▸ Short problem
Find every line below that contains the word "discouraged" and copy it out.

______

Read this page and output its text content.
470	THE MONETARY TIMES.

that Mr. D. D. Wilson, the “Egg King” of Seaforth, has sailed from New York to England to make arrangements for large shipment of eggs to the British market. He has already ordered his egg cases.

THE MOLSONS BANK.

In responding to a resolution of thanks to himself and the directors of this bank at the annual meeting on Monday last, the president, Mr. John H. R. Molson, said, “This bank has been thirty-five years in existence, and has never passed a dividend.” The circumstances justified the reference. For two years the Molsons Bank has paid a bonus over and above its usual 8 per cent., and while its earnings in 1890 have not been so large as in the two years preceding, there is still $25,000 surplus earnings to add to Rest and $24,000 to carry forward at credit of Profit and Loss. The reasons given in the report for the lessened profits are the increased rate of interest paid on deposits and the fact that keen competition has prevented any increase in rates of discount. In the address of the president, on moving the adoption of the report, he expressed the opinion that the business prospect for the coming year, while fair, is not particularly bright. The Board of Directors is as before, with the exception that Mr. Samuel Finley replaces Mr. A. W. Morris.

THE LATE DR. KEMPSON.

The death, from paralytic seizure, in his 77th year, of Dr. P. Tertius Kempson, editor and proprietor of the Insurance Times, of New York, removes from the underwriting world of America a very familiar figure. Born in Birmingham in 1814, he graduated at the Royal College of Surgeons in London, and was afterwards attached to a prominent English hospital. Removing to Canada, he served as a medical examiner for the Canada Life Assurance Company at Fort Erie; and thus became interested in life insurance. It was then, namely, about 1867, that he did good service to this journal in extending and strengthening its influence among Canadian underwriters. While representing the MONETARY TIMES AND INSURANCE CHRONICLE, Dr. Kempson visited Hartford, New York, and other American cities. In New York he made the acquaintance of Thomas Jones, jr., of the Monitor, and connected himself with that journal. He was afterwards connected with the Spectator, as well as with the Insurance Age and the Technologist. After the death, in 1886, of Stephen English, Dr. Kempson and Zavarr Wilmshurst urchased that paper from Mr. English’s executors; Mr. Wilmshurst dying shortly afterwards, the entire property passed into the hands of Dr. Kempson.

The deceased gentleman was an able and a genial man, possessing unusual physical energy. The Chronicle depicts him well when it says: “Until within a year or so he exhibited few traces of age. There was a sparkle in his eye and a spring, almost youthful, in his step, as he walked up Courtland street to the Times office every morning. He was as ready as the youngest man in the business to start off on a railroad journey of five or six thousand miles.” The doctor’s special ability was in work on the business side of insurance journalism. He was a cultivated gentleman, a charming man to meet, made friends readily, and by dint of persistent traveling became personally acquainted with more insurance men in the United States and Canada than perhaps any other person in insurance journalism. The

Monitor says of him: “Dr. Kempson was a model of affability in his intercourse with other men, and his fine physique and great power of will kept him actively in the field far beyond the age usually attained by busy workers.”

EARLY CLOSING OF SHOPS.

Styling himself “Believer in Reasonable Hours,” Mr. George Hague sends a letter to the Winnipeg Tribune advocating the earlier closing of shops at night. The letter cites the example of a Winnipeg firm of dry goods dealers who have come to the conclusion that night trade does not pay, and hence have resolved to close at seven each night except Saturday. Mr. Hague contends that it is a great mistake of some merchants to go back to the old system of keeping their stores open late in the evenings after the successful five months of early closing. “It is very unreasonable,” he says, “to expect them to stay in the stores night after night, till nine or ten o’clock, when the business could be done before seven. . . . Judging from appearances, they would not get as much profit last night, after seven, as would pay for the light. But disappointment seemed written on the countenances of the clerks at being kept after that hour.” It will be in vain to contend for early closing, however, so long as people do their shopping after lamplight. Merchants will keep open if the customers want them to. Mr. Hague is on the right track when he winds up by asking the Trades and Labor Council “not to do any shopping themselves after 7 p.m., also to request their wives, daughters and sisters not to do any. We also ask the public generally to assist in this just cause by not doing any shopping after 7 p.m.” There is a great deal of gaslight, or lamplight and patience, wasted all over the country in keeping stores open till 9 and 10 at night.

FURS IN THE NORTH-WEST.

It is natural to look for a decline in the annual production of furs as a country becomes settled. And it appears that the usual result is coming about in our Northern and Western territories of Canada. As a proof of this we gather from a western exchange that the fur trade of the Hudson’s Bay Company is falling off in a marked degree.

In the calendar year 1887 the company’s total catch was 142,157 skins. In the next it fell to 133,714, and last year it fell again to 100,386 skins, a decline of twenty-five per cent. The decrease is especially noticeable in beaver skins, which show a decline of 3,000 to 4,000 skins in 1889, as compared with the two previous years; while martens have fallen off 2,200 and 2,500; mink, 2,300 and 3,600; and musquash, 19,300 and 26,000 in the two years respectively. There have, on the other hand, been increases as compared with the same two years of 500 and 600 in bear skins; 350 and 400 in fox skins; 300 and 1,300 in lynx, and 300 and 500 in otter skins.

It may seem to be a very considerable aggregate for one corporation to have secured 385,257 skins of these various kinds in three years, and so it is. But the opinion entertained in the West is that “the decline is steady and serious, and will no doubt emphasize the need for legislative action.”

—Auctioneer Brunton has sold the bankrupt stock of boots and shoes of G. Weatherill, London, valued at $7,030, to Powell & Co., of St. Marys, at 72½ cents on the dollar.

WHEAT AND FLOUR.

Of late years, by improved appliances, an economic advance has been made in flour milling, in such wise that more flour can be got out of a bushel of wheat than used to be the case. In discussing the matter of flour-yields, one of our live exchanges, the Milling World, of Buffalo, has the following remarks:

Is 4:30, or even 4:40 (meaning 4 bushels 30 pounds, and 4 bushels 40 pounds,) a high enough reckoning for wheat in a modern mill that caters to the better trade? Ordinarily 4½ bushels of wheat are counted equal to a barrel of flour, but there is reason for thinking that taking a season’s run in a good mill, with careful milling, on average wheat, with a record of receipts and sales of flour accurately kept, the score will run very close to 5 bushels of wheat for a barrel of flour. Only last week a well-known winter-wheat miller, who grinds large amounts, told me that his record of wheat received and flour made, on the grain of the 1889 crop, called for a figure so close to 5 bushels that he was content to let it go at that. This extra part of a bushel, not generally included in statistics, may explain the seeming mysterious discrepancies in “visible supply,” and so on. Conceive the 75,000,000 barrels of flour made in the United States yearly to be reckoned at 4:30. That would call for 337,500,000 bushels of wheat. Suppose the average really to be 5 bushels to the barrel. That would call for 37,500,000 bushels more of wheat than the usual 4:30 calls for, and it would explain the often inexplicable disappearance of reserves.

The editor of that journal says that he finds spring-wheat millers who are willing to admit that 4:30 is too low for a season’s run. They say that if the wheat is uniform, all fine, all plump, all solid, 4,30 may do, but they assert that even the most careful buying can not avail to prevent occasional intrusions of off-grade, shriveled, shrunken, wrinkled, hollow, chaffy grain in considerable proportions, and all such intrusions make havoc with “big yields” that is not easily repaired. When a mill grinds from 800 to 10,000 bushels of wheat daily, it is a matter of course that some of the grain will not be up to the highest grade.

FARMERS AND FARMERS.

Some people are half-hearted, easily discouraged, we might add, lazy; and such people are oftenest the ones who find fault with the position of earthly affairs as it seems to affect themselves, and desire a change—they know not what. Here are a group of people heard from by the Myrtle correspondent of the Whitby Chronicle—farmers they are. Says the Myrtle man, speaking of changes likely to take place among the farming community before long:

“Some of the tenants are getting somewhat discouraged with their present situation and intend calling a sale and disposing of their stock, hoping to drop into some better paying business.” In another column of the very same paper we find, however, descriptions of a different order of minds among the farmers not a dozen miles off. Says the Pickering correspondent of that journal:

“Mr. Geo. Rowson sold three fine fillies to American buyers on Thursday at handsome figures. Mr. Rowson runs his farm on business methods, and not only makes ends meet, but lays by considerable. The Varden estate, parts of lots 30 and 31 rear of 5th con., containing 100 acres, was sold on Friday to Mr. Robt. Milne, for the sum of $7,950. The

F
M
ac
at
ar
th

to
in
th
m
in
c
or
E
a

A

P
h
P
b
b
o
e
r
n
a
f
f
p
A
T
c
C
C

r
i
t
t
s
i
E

______

▸ Exercise output
Some people are half-hearted, easily discouraged, we might add, lazy; and such people are oftenest the ones who find fault with the position of earthly affairs as it seems to affect themselves, and desire a change—they know not what. Here are a group of people heard from by the Myrtle correspondent of the Whitby Chronicle—farmers they are. Says the Myrtle man, speaking of changes likely to take place among the farming community before long:
“Some of the tenants are getting somewhat discouraged with their present situation and intend calling a sale and disposing of their stock, hoping to drop into some better paying business.” In another column of the very same paper we find, however, descriptions of a different order of minds among the farmers not a dozen miles off. Says the Pickering correspondent of that journal:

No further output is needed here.